**STATED PROBLEM:** Look through the material below for "bottom". Copy every line that contains it.

▬▬▬▬▬▬

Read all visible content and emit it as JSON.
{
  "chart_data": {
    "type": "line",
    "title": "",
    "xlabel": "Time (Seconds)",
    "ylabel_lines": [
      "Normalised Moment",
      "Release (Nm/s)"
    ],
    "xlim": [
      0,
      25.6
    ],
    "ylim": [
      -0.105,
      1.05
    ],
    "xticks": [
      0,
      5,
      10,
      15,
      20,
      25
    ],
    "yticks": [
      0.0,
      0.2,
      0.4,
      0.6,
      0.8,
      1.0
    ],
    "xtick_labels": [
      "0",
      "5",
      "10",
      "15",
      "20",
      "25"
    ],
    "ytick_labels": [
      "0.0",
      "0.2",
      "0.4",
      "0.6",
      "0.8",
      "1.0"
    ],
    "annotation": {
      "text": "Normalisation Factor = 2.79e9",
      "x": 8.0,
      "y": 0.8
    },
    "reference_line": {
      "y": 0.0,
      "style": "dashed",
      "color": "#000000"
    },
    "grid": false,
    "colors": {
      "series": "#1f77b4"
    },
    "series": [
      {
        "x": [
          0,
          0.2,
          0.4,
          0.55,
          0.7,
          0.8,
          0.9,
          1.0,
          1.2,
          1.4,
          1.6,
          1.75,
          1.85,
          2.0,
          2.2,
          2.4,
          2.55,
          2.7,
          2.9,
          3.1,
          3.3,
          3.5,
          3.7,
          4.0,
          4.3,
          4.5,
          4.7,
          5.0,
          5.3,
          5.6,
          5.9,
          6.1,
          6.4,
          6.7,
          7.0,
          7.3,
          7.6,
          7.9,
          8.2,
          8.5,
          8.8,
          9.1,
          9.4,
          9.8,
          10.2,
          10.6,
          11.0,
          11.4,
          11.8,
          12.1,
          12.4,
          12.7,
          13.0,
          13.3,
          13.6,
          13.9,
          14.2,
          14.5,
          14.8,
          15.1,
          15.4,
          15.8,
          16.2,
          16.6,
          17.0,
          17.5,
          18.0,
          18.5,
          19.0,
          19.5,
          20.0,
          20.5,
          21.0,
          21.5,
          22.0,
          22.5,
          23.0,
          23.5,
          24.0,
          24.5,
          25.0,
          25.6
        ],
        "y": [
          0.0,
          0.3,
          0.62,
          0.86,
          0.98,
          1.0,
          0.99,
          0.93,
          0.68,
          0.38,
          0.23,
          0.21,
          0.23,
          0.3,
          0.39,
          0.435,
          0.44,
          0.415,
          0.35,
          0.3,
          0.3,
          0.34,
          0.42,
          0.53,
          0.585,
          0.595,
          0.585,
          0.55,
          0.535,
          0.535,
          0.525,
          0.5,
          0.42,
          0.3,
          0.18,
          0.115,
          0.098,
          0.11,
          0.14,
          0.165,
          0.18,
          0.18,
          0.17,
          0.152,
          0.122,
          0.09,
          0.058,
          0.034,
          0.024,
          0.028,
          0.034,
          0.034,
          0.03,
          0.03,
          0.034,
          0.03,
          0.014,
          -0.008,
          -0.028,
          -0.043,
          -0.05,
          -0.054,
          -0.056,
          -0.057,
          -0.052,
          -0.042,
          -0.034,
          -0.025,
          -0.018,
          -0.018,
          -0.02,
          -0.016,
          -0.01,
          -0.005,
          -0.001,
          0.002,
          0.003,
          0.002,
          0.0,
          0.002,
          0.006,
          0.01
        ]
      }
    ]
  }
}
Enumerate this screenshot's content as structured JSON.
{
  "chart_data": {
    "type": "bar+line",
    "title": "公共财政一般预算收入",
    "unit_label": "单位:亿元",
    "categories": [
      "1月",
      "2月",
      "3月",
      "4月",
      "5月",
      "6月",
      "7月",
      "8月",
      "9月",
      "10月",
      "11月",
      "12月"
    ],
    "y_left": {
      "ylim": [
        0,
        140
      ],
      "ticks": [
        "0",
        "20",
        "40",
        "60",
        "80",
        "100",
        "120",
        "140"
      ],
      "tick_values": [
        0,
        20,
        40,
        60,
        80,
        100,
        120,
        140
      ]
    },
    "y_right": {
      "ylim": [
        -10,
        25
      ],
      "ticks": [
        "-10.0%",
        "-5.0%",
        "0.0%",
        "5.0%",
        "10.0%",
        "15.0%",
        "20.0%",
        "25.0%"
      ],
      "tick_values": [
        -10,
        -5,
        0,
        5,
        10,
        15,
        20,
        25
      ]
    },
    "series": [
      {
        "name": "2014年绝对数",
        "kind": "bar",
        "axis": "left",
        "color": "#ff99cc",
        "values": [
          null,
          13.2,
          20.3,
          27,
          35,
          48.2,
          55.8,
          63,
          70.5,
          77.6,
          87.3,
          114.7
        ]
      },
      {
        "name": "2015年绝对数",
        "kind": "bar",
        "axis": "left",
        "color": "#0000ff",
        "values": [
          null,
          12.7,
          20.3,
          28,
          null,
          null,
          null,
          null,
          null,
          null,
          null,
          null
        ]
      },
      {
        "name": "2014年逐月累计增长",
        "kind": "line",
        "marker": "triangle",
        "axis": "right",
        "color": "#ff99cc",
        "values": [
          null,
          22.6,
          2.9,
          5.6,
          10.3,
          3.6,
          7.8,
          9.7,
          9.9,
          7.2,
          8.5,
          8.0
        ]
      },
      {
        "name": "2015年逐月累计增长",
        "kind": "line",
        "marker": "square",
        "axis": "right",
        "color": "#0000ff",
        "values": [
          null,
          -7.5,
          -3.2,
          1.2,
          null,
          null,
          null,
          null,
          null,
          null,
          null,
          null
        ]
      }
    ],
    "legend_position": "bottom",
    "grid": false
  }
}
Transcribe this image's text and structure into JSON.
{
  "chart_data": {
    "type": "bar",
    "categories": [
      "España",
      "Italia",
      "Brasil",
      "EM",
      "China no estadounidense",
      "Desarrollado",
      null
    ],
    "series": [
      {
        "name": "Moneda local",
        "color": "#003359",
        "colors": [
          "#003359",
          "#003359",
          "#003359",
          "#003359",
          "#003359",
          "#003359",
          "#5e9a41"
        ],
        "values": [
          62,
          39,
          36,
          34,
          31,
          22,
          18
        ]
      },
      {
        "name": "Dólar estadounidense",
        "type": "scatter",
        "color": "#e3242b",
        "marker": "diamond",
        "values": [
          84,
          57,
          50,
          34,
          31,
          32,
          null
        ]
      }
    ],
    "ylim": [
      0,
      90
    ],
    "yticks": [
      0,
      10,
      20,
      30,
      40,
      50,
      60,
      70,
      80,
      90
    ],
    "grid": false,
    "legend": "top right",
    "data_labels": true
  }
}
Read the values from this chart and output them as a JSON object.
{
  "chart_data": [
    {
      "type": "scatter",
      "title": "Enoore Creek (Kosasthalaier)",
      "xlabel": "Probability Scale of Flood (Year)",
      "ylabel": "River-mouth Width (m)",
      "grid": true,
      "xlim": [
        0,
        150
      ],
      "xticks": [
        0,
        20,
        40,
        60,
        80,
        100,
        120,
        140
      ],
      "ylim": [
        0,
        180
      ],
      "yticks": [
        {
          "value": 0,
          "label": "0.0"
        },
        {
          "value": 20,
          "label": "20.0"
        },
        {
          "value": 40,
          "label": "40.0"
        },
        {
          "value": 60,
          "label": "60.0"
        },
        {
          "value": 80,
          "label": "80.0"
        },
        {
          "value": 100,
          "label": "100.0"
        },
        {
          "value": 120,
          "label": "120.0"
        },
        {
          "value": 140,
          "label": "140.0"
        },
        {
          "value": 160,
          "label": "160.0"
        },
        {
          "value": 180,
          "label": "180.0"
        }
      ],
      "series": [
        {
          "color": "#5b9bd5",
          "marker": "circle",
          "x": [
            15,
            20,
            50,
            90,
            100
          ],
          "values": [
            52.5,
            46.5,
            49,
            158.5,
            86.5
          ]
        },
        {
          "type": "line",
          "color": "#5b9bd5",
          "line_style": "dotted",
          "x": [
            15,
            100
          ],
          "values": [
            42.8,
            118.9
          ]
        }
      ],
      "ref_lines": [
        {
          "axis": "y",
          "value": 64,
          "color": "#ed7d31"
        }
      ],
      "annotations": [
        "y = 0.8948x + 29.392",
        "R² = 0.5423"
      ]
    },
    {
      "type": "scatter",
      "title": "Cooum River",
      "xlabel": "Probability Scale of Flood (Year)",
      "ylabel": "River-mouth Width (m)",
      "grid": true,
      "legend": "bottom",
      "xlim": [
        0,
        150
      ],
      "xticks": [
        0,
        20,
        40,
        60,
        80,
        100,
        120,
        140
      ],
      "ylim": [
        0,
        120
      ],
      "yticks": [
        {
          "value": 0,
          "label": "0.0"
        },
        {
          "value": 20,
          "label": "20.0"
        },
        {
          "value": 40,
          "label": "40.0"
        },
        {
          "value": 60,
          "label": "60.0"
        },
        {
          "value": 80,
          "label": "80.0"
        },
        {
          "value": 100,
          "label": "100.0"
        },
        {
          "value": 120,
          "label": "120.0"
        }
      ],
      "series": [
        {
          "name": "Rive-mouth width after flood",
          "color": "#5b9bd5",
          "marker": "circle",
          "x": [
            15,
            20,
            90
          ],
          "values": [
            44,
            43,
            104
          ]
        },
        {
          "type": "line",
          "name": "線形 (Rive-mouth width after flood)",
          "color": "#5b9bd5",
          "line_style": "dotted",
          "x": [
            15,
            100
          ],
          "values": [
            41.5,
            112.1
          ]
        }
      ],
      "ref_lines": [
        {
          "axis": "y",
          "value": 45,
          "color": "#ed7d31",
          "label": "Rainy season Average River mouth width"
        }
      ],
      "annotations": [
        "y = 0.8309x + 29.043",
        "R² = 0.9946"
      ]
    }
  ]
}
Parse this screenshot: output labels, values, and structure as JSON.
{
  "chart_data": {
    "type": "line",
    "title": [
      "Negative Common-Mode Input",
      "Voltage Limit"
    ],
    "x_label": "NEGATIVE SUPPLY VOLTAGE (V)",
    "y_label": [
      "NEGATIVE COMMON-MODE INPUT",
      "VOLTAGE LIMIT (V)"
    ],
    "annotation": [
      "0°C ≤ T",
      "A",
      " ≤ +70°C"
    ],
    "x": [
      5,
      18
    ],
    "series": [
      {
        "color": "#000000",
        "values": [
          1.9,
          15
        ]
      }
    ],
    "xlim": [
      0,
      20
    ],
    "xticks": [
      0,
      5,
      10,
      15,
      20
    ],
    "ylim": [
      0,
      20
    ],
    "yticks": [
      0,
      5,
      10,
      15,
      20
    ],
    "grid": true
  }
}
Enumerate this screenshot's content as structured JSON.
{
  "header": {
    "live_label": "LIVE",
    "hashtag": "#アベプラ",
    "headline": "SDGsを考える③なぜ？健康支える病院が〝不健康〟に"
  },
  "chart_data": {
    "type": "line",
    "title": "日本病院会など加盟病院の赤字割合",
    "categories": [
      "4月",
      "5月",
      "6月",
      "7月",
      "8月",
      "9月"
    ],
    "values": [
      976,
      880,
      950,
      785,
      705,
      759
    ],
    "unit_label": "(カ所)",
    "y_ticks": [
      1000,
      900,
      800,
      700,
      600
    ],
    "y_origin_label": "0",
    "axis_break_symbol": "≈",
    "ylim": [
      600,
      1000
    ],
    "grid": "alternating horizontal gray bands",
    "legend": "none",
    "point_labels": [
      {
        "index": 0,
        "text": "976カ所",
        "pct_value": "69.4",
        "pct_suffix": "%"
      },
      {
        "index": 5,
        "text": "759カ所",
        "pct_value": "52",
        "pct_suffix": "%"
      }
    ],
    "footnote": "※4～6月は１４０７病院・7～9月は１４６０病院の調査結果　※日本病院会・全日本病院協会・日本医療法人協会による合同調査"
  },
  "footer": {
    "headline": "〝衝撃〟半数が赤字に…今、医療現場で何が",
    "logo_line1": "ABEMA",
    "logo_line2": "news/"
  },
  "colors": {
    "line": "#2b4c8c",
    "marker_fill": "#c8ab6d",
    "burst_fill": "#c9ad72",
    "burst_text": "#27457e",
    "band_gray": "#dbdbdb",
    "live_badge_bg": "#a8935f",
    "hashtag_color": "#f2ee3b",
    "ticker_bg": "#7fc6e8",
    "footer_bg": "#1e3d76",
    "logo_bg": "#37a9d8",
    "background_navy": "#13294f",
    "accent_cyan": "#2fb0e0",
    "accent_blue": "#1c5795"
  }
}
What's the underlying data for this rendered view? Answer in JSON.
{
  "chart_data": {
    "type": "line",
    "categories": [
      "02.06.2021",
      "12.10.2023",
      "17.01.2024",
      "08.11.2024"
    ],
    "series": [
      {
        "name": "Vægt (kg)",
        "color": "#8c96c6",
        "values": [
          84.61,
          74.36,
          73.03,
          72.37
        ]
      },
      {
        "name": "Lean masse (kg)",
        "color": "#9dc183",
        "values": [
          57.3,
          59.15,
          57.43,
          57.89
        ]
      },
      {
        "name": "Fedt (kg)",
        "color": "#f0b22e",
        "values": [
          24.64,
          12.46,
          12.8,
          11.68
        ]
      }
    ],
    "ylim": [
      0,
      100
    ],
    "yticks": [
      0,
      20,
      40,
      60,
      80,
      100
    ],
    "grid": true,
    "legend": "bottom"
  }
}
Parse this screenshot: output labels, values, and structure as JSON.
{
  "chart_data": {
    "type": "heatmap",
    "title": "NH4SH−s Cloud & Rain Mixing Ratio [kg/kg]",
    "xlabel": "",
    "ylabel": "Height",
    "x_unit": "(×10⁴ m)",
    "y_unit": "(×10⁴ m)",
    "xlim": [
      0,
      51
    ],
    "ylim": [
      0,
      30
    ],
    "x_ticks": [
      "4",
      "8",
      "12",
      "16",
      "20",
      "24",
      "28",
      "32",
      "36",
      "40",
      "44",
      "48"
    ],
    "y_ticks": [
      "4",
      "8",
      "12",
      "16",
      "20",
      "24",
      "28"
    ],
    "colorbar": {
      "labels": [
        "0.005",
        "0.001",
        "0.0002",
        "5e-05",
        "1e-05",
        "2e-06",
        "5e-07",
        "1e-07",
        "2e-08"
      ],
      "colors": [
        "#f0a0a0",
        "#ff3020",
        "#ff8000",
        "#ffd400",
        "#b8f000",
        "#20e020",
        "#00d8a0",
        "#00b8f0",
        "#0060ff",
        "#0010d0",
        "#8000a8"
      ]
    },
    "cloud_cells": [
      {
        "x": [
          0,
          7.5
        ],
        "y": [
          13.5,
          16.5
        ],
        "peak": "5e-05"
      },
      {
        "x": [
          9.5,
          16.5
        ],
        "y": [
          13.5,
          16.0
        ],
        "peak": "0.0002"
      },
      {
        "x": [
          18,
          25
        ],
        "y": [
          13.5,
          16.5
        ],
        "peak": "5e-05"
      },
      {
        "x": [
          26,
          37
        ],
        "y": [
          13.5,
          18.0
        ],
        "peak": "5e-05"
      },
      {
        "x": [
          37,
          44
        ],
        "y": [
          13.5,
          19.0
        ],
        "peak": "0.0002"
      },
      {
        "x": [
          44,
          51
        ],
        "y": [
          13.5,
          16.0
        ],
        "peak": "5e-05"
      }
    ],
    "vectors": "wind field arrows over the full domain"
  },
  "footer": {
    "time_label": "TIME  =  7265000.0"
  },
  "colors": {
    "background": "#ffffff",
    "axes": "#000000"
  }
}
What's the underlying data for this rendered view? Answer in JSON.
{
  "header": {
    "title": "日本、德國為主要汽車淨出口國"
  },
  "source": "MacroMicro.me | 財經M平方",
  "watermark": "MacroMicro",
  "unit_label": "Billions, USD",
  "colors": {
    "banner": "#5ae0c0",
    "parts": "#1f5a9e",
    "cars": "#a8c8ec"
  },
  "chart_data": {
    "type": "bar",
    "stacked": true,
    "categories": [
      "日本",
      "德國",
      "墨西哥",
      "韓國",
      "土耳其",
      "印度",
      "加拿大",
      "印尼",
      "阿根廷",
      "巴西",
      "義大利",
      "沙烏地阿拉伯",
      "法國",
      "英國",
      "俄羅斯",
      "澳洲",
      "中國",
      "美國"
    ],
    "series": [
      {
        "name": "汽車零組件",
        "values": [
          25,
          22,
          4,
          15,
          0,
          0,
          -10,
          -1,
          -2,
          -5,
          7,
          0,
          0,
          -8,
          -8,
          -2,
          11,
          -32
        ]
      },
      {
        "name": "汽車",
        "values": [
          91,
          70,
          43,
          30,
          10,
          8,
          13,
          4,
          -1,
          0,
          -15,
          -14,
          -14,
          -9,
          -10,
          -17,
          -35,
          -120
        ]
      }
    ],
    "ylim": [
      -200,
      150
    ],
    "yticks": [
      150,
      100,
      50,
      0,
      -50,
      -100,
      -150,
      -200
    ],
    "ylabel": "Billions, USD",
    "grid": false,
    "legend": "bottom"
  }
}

▬▬▬▬▬▬

**RESULT OF THIS TASK:**
    "legend_position": "bottom",
      "legend": "bottom",
    "legend": "bottom"
    "legend": "bottom"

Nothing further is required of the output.